Metin alıntısı -
##########

Şefik Hüsnü ve Anadolu’da Sosyalizmin İlk Adımları

Şefik Hüsnü ve Anadolu’da Sosyalizmin İlk Adımları

Türkiye sosyalist hareketinin tarihi, ortaya çıkışı ve ortaya çıktığı dönemin koşulları itibariyle aynı zamanda “kişilerin” de tarihidir. 1900’lü yılların ilk çeyreğinde Osmanlı’da filizlenmeye başlayan yeni fikir akımları arasında sol düşüncelerin yeri ve kapladığı alan, bu düşüncelerle ilk olarak temas eden dönemin kimi şahsiyetlerinin hayatlarıyla da paralellik göstermektedir.

Avrupa’da Tıp eğitimi esnasında Jön Türkler çevresinde başlayan düşünsel yaşantısını 1919-1925 yılları arasında Türkiye İşçi ve Çiftçi Sosyalist Fırkası önderi bir devrimci olarak devam ettiren, Haziran 1921 yılında çıkarmaya başladığı Aydınlık dergisiyle Türkiye’de Marksist kuramın temellerini atan ve Türkiye Komünist Partisi’nin en buhranlı dönemlerinde Komintern temsilciliğinden Genel Sekreterliğe kadar üst düzey çeşitli görevlerde bulunan, ömrünü sosyalizm mücadelesine adayan ve bu uğurda hapis, sürgün ve tevkifatlarla geçen bir yaşam pratiği sergileyen Dr. Şefik Hüsnü (Deymer); Türkiye’de sosyalist hareketin filizlenmesinin “şahsında simgeleştiği” az sayıda isimden biridir.

Yordam kitap tarafından “Türkiye’de Sosyalist Düşünenin Klasikleri” dizisinin ikinci kitabı olarak hazırlanan “Toplumsal Sınıflar, Türkiye Devrimi ve Sosyalizm” isimli kitapta, genel bir sosyalizm tarihi anlatısından çok, “Türkiye Marksizminin” kurucularından sayılan Şefik Hüsnü’nün dönemin toplumsal yapısına ve devrim stratejisine ilişkin ilk elden değerlendirmelerine yer veriliyor.

Şefik Hüsnü’nün gerçekte “Toplumsal Sınıflar, Türkiye Devrimi ve Sosyalizm” isimli bir kitabı bulunmuyor. Gökhan Atılgan editörlüğünde derlenen bu çalışma, Türkiye’nin bu ilk Marksist kuramcısının 1 Haziran 1921 ve Şubat 1925 tarihleri arasında Aydınlık dergisinde kaleme aldığı yazı ve değerlendirmelerini içeriyor.

##########

Veri satırları -

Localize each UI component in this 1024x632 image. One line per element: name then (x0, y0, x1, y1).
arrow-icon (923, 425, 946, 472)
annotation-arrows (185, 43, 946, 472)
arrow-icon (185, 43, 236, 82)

##########

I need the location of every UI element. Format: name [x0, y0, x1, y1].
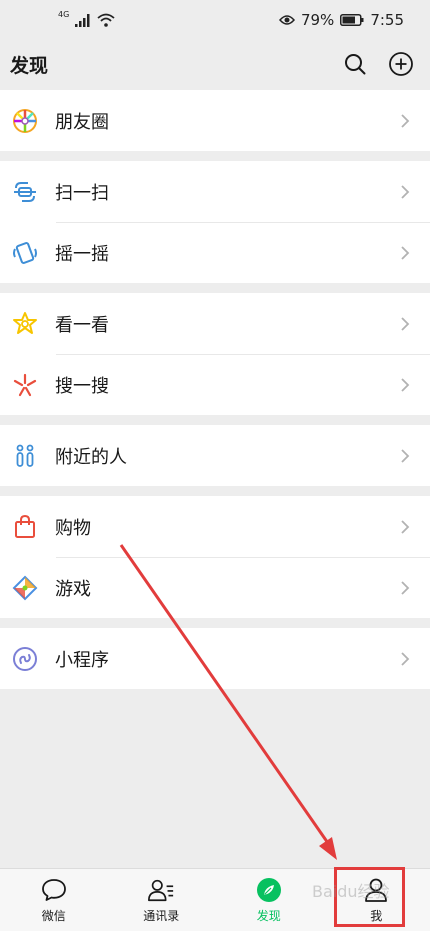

##########

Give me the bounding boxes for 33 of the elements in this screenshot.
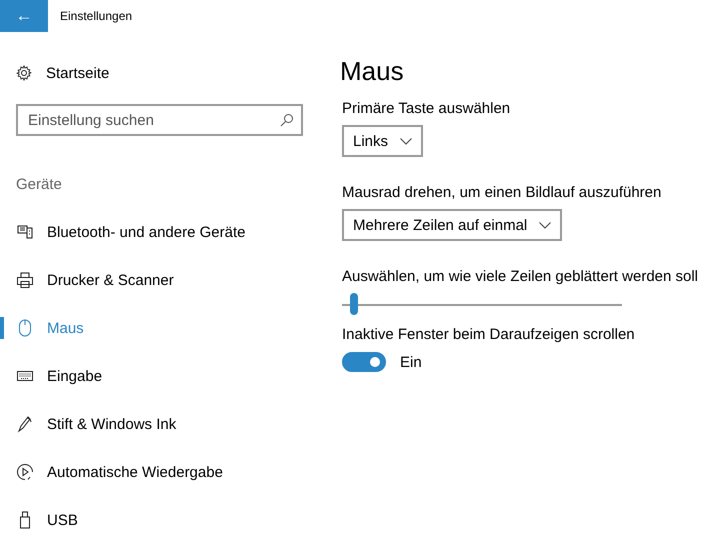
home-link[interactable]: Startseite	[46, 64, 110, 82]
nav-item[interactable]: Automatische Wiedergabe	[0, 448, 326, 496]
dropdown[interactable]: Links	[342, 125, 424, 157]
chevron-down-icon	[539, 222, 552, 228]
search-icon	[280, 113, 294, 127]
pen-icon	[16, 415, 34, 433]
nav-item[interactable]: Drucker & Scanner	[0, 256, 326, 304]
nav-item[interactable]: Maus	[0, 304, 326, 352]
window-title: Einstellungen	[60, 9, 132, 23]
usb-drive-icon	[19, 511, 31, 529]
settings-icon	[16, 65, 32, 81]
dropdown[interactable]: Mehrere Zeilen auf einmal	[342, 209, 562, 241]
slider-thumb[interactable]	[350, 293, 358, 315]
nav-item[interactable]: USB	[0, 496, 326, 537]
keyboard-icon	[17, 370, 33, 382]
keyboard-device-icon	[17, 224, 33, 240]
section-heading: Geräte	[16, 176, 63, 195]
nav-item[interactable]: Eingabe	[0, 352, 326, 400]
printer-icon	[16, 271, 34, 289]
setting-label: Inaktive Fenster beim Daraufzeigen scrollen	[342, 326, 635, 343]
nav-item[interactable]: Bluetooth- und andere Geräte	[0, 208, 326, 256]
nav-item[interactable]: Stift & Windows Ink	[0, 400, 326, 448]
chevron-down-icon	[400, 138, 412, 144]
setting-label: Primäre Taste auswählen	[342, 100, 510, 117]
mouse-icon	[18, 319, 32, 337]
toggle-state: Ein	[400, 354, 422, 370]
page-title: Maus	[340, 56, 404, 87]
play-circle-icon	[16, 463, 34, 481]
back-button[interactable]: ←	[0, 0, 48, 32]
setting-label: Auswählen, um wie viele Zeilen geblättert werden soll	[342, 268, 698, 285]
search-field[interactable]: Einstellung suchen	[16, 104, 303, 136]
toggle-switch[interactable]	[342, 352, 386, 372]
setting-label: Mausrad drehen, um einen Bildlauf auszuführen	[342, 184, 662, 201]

##########

Görev 1 - Kayıtlarda "Localize each UI" geçen satırla başlayıp "arrow-icon (185, 43, 236, 82)" geçen satırla biten bölümü, iki uçtaki satırlar da dahil olmak üzere yeniden yaz. Bunu yaparken kutu koordinatlarındaki her sayıya 45 ekleyerek kutuları kaydır.
Görev 2 - Şefik Hüsnü'yü anlatan metni kaldığı yerden sürdür.

Görev yanıtı 1 -
Localize each UI component in this 1024x632 image. One line per element: name then (x0, y0, x1, y1).
arrow-icon (968, 470, 991, 517)
annotation-arrows (230, 88, 991, 517)
arrow-icon (230, 88, 281, 127)

Görev yanıtı 2 -
Çalışma, Şefik Hüsnü’nün dönemin Osmanlı ve yeni Cumhuriyet’ine ilişkin yaptığı analizleri, eleştirilerini, öngörülerini ve çözüm önerilerini yine Şefik Hüsnü’nün kendi ağzından aktarması bakımından oldukça değerli ve özgün bir nitelik taşıyor. Kitap, okuyucuya bir devrimci ve komünist önder olan Şefik Hüsnü’nün yeni Cumhuriyet’i Marksist bir perspektifle yorumlama çabasını gözlemleme şansı sunuyor. Bu yüzden, kitapta Şefik Hüsnü tarafından yazılan yazılar tarih sıralamasına göre değil, konu tasnifine göre yer alıyor.

Bütün bu özellikleri göz önünde bulundurulduğunda, yazı derlemesinden oluşan bu çalışma, kendisine verilen ismi sonuna kadar hak ediyor. Kitapta, adı üzerinde, Marksizmin bu topraklarla temasını sağlayan ilk isimlerden olan Şefik Hüsnü’nün sınıfsal analizleri, devrim stratejisi ve sosyalizme ilişkin düşünce ve değerlendirmeleri bulunuyor.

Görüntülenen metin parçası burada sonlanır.